* _What to work on_
Repeat the lines below exactly as they appear, but leave out the images.
***
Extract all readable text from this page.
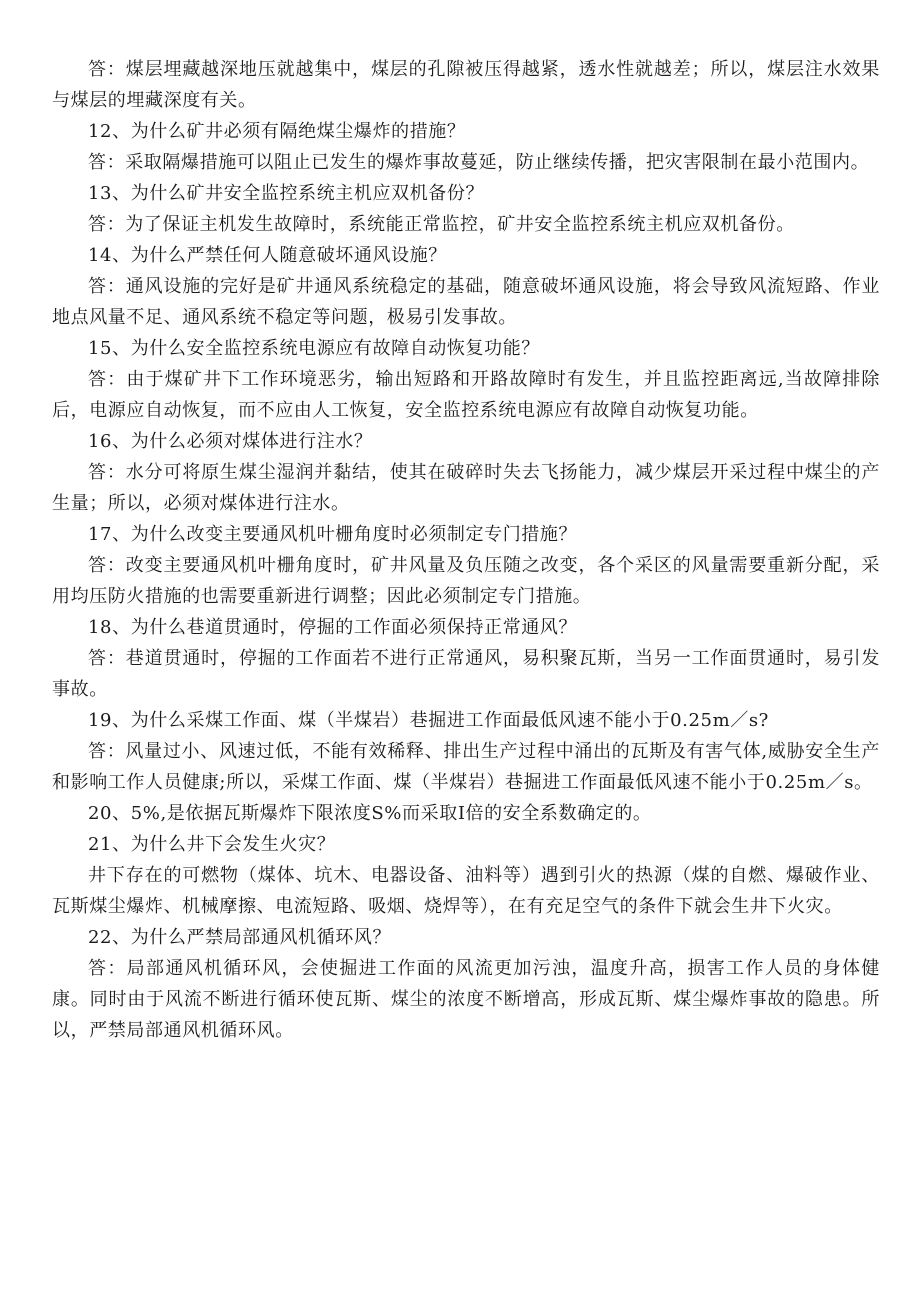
答：煤层埋藏越深地压就越集中，煤层的孔隙被压得越紧，透水性就越差；所以，煤层注水效果与煤层的埋藏深度有关。

12、为什么矿井必须有隔绝煤尘爆炸的措施？

答：采取隔爆措施可以阻止已发生的爆炸事故蔓延，防止继续传播，把灾害限制在最小范围内。

13、为什么矿井安全监控系统主机应双机备份？

答：为了保证主机发生故障时，系统能正常监控，矿井安全监控系统主机应双机备份。

14、为什么严禁任何人随意破坏通风设施？

答：通风设施的完好是矿井通风系统稳定的基础，随意破坏通风设施，将会导致风流短路、作业地点风量不足、通风系统不稳定等问题，极易引发事故。

15、为什么安全监控系统电源应有故障自动恢复功能？

答：由于煤矿井下工作环境恶劣，输出短路和开路故障时有发生，并且监控距离远,当故障排除后，电源应自动恢复，而不应由人工恢复，安全监控系统电源应有故障自动恢复功能。

16、为什么必须对煤体进行注水？

答：水分可将原生煤尘湿润并黏结，使其在破碎时失去飞扬能力，减少煤层开采过程中煤尘的产生量；所以，必须对煤体进行注水。

17、为什么改变主要通风机叶栅角度时必须制定专门措施？

答：改变主要通风机叶栅角度时，矿井风量及负压随之改变，各个采区的风量需要重新分配，采用均压防火措施的也需要重新进行调整；因此必须制定专门措施。

18、为什么巷道贯通时，停掘的工作面必须保持正常通风？

答：巷道贯通时，停掘的工作面若不进行正常通风，易积聚瓦斯，当另一工作面贯通时，易引发事故。

19、为什么采煤工作面、煤（半煤岩）巷掘进工作面最低风速不能小于0.25m／s?

答：风量过小、风速过低，不能有效稀释、排出生产过程中涌出的瓦斯及有害气体,威胁安全生产和影响工作人员健康;所以，采煤工作面、煤（半煤岩）巷掘进工作面最低风速不能小于0.25m／s。

20、5%,是依据瓦斯爆炸下限浓度S%而采取I倍的安全系数确定的。

21、为什么井下会发生火灾？

井下存在的可燃物（煤体、坑木、电器设备、油料等）遇到引火的热源（煤的自燃、爆破作业、瓦斯煤尘爆炸、机械摩擦、电流短路、吸烟、烧焊等），在有充足空气的条件下就会生井下火灾。

22、为什么严禁局部通风机循环风？

答：局部通风机循环风，会使掘进工作面的风流更加污浊，温度升高，损害工作人员的身体健康。同时由于风流不断进行循环使瓦斯、煤尘的浓度不断增高，形成瓦斯、煤尘爆炸事故的隐患。所以，严禁局部通风机循环风。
***
* _Solution to this problem_
Extract all readable text from this page.
答：煤层埋藏越深地压就越集中，煤层的孔隙被压得越紧，透水性就越差；所以，煤层注水效果与煤层的埋藏深度有关。

12、为什么矿井必须有隔绝煤尘爆炸的措施？

答：采取隔爆措施可以阻止已发生的爆炸事故蔓延，防止继续传播，把灾害限制在最小范围内。

13、为什么矿井安全监控系统主机应双机备份？

答：为了保证主机发生故障时，系统能正常监控，矿井安全监控系统主机应双机备份。

14、为什么严禁任何人随意破坏通风设施？

答：通风设施的完好是矿井通风系统稳定的基础，随意破坏通风设施，将会导致风流短路、作业地点风量不足、通风系统不稳定等问题，极易引发事故。

15、为什么安全监控系统电源应有故障自动恢复功能？

答：由于煤矿井下工作环境恶劣，输出短路和开路故障时有发生，并且监控距离远,当故障排除后，电源应自动恢复，而不应由人工恢复，安全监控系统电源应有故障自动恢复功能。

16、为什么必须对煤体进行注水？

答：水分可将原生煤尘湿润并黏结，使其在破碎时失去飞扬能力，减少煤层开采过程中煤尘的产生量；所以，必须对煤体进行注水。

17、为什么改变主要通风机叶栅角度时必须制定专门措施？

答：改变主要通风机叶栅角度时，矿井风量及负压随之改变，各个采区的风量需要重新分配，采用均压防火措施的也需要重新进行调整；因此必须制定专门措施。

18、为什么巷道贯通时，停掘的工作面必须保持正常通风？

答：巷道贯通时，停掘的工作面若不进行正常通风，易积聚瓦斯，当另一工作面贯通时，易引发事故。

19、为什么采煤工作面、煤（半煤岩）巷掘进工作面最低风速不能小于0.25m／s?

答：风量过小、风速过低，不能有效稀释、排出生产过程中涌出的瓦斯及有害气体,威胁安全生产和影响工作人员健康;所以，采煤工作面、煤（半煤岩）巷掘进工作面最低风速不能小于0.25m／s。

20、5%,是依据瓦斯爆炸下限浓度S%而采取I倍的安全系数确定的。

21、为什么井下会发生火灾？

井下存在的可燃物（煤体、坑木、电器设备、油料等）遇到引火的热源（煤的自燃、爆破作业、瓦斯煤尘爆炸、机械摩擦、电流短路、吸烟、烧焊等），在有充足空气的条件下就会生井下火灾。

22、为什么严禁局部通风机循环风？

答：局部通风机循环风，会使掘进工作面的风流更加污浊，温度升高，损害工作人员的身体健康。同时由于风流不断进行循环使瓦斯、煤尘的浓度不断增高，形成瓦斯、煤尘爆炸事故的隐患。所以，严禁局部通风机循环风。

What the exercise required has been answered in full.